Reproduce the rows character for character, beginning with the very first row and continuing through the row containing "67, 1151, 81]", including both of those rows.

(Collected data entries)

..............................

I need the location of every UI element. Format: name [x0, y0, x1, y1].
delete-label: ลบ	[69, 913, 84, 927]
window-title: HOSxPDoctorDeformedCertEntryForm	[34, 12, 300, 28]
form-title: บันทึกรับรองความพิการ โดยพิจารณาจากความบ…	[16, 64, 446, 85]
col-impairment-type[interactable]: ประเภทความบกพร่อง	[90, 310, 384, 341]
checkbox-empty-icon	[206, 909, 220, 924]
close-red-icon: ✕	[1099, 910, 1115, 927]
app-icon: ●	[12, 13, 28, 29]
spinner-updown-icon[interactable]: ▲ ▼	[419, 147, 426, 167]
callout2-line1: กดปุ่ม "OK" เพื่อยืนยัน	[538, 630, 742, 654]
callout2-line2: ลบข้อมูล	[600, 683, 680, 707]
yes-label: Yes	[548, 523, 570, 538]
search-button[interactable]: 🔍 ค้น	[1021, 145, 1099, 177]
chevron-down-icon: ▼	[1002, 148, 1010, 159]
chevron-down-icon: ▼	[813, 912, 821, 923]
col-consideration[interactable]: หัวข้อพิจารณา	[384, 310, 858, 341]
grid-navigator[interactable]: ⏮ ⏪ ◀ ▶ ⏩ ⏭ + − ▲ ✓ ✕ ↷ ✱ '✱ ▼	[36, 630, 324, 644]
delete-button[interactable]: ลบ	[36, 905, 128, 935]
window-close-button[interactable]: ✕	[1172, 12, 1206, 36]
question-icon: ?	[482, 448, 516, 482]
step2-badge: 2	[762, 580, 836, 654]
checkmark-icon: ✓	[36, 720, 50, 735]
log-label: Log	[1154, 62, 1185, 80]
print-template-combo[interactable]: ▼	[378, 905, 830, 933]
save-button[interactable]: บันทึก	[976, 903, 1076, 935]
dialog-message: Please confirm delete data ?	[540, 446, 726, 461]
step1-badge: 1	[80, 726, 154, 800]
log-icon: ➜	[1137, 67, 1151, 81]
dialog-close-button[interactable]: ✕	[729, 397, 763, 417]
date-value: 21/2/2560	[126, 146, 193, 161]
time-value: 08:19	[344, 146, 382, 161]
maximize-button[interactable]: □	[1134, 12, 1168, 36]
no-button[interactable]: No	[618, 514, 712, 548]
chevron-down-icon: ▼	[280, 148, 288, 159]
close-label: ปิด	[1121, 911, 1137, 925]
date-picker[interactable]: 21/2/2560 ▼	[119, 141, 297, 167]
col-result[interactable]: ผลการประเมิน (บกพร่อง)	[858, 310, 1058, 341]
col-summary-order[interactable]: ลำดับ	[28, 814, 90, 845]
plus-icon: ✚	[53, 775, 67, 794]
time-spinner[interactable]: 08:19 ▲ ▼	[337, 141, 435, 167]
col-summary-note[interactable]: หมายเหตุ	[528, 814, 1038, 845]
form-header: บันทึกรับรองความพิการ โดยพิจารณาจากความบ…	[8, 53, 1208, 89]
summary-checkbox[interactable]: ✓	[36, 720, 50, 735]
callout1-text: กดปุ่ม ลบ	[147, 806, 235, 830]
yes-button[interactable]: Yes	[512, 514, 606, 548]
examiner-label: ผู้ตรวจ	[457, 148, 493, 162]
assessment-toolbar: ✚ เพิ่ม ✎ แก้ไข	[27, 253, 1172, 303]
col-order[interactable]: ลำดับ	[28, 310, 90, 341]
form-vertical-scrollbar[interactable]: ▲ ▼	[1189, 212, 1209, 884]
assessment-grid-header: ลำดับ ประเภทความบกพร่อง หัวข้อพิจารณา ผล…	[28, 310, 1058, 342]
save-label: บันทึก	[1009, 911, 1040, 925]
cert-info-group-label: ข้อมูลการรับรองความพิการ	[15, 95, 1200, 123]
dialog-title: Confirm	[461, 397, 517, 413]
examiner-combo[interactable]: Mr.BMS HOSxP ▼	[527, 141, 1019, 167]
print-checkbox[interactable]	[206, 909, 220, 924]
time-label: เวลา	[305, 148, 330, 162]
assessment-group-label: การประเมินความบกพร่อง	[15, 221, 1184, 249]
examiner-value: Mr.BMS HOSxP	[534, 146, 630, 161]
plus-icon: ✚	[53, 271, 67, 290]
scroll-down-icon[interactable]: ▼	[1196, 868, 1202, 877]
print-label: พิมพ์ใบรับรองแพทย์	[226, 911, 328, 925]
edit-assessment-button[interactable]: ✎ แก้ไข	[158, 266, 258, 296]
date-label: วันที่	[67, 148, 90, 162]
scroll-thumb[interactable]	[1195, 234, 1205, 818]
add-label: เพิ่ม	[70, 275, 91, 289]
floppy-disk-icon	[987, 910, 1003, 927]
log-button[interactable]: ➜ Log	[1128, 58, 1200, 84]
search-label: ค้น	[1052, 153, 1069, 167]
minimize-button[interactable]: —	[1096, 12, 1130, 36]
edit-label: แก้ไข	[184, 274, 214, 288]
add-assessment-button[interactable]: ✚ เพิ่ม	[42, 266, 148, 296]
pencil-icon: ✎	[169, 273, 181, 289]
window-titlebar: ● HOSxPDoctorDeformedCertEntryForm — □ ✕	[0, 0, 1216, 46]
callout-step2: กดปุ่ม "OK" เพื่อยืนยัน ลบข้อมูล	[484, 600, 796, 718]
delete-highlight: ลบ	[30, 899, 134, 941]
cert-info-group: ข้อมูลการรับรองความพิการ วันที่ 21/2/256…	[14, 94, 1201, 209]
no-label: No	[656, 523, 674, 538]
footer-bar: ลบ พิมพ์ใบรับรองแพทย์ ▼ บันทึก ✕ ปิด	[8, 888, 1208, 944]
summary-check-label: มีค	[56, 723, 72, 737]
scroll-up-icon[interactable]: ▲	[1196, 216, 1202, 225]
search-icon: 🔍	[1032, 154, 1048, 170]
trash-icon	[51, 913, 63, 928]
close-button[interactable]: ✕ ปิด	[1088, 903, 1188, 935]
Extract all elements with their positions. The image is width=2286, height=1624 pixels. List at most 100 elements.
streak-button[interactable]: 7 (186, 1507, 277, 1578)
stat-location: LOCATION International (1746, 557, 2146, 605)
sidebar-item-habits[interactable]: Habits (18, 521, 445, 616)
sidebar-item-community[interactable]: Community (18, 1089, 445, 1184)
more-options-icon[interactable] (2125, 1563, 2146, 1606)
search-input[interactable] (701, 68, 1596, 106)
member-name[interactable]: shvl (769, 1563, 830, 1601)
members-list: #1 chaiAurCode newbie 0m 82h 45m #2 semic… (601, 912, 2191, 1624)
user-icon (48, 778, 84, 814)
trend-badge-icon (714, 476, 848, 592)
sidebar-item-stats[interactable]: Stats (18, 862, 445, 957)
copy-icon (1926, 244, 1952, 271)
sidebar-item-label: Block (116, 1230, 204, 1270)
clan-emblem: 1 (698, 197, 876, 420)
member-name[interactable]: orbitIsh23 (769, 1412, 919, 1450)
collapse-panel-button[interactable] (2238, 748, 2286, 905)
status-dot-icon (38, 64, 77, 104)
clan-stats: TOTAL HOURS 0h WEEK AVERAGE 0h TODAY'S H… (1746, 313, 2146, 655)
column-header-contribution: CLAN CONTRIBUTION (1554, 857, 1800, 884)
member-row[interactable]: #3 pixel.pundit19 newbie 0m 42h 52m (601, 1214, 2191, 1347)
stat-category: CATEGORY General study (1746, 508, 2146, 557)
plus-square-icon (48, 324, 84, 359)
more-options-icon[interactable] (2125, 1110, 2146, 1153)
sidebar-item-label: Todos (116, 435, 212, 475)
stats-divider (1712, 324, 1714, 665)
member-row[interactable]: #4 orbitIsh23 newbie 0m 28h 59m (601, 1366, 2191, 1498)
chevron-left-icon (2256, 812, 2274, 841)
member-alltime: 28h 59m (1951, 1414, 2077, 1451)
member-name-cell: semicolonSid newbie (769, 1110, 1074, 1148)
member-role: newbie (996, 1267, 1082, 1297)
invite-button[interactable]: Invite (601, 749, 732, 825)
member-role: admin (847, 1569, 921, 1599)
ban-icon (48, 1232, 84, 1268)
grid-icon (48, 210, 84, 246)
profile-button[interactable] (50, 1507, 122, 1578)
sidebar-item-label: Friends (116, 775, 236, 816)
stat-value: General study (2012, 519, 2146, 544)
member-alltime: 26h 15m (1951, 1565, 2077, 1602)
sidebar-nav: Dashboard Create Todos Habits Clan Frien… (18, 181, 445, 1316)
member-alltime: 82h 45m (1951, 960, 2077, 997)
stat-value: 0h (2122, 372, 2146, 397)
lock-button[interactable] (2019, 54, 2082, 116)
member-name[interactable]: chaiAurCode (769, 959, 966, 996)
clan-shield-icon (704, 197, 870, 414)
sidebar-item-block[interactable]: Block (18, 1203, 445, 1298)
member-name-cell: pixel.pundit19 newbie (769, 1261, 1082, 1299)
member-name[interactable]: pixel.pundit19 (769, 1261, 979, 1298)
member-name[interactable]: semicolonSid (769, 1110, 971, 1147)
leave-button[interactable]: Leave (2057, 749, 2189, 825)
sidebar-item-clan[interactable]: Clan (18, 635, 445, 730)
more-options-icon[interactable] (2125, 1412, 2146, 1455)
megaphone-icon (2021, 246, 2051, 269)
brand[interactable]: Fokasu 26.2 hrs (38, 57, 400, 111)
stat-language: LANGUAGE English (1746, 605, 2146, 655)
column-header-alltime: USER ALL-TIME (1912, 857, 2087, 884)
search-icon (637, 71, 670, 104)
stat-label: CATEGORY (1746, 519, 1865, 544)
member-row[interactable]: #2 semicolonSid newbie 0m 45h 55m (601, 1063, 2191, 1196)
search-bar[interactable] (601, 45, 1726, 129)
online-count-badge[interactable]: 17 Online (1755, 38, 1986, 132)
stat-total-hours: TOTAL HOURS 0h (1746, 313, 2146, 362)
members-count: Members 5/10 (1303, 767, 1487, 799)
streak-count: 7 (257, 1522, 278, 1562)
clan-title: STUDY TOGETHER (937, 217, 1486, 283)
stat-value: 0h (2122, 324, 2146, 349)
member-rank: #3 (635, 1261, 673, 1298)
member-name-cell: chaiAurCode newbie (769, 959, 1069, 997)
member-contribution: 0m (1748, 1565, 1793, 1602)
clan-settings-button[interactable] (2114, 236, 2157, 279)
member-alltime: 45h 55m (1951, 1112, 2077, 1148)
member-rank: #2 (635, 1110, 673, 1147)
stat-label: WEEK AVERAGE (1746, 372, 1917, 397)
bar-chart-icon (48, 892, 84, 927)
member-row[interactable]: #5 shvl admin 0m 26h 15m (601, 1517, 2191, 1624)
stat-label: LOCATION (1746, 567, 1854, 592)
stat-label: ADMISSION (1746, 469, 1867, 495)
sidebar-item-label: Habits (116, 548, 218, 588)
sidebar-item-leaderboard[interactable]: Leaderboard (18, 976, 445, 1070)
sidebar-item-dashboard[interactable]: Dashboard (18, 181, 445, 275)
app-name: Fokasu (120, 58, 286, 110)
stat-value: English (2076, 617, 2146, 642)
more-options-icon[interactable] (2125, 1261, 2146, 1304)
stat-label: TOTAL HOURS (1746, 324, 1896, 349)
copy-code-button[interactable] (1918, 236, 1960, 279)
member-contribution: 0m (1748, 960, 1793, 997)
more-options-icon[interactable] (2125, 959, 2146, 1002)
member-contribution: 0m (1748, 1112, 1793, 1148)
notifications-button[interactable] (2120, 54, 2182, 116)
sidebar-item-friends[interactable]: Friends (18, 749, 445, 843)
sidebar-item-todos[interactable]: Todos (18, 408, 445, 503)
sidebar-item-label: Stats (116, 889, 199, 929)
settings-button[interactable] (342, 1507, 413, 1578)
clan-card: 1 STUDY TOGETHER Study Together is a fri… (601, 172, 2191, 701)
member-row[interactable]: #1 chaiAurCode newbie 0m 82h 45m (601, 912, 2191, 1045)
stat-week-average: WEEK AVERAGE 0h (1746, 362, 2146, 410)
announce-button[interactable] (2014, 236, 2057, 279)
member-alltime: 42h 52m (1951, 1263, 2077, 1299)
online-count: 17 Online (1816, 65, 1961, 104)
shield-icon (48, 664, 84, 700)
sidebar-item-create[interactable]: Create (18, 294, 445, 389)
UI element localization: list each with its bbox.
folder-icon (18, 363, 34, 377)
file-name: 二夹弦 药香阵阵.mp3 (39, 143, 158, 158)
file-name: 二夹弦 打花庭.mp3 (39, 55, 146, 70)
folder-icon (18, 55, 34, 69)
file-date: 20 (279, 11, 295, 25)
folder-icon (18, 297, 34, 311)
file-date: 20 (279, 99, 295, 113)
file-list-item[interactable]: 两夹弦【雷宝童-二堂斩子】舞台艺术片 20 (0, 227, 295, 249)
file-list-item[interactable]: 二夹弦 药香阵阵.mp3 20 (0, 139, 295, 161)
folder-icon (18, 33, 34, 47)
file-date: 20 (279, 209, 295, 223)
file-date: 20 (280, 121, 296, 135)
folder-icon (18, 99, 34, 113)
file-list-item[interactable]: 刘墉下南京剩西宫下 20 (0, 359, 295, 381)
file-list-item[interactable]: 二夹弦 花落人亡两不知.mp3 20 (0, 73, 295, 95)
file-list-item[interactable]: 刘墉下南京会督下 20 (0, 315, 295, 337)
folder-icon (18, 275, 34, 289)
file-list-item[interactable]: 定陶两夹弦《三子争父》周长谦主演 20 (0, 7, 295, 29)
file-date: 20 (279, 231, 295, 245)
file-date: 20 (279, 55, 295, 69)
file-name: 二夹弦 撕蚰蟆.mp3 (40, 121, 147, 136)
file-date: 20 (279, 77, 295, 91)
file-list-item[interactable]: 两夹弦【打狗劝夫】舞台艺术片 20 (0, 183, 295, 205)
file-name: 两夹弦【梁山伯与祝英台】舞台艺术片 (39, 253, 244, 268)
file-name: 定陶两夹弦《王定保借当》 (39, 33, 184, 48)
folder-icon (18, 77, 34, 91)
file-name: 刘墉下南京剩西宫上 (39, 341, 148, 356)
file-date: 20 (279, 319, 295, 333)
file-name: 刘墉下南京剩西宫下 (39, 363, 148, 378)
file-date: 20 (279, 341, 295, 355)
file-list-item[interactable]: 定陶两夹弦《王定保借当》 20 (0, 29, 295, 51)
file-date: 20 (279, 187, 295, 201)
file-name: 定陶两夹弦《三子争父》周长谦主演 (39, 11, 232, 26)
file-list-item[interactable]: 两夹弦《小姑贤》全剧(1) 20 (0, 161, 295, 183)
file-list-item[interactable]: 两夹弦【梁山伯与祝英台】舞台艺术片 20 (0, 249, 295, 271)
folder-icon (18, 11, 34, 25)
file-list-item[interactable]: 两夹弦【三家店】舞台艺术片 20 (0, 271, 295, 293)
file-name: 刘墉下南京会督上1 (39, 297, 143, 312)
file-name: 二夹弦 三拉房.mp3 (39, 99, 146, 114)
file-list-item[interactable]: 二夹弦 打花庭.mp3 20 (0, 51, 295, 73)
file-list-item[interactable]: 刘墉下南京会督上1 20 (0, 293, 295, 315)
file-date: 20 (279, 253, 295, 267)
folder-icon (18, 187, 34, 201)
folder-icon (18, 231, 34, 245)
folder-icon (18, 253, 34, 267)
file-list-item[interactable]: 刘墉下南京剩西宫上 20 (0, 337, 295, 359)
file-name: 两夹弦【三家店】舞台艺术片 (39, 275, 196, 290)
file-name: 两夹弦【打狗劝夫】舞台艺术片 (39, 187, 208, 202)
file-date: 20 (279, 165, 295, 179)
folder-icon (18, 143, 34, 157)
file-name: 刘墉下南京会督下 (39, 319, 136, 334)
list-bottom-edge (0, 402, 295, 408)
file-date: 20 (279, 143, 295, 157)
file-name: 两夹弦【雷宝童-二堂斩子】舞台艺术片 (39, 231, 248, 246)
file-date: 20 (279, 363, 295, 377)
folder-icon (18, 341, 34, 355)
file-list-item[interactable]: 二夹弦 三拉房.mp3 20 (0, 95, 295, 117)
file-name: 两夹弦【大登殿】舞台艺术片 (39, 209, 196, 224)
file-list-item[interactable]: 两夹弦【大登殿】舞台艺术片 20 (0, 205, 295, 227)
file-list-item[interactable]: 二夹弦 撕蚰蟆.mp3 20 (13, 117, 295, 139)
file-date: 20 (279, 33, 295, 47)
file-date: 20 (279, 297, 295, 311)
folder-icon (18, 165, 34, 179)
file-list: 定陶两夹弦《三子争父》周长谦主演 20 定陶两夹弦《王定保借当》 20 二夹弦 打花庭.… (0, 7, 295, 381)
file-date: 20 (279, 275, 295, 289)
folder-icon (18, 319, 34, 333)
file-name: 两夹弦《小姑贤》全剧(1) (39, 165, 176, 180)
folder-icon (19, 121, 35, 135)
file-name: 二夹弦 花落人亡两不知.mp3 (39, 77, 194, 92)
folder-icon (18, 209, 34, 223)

..............................

**RESPONSE TO THE TASK**
I need the location of every UI element. Format: name [x0, y0, x1, y1].
delete-label: ลบ	[69, 913, 84, 927]
window-title: HOSxPDoctorDeformedCertEntryForm	[34, 12, 300, 28]
form-title: บันทึกรับรองความพิการ โดยพิจารณาจากความบ…	[16, 64, 446, 85]
col-impairment-type[interactable]: ประเภทความบกพร่อง	[90, 310, 384, 341]
checkbox-empty-icon	[206, 909, 220, 924]
close-red-icon: ✕	[1099, 910, 1115, 927]
app-icon: ●	[12, 13, 28, 29]
spinner-updown-icon[interactable]: ▲ ▼	[419, 147, 426, 167]
callout2-line1: กดปุ่ม "OK" เพื่อยืนยัน	[538, 630, 742, 654]
callout2-line2: ลบข้อมูล	[600, 683, 680, 707]
yes-label: Yes	[548, 523, 570, 538]
search-button[interactable]: 🔍 ค้น	[1021, 145, 1099, 177]
chevron-down-icon: ▼	[1002, 148, 1010, 159]
chevron-down-icon: ▼	[813, 912, 821, 923]
col-consideration[interactable]: หัวข้อพิจารณา	[384, 310, 858, 341]
grid-navigator[interactable]: ⏮ ⏪ ◀ ▶ ⏩ ⏭ + − ▲ ✓ ✕ ↷ ✱ '✱ ▼	[36, 630, 324, 644]
delete-button[interactable]: ลบ	[36, 905, 128, 935]
window-close-button[interactable]: ✕	[1172, 12, 1206, 36]
question-icon: ?	[482, 448, 516, 482]
step2-badge: 2	[762, 580, 836, 654]
checkmark-icon: ✓	[36, 720, 50, 735]
log-label: Log	[1154, 62, 1185, 80]
print-template-combo[interactable]: ▼	[378, 905, 830, 933]
save-button[interactable]: บันทึก	[976, 903, 1076, 935]
dialog-message: Please confirm delete data ?	[540, 446, 726, 461]
step1-badge: 1	[80, 726, 154, 800]
log-icon: ➜	[1137, 67, 1151, 81]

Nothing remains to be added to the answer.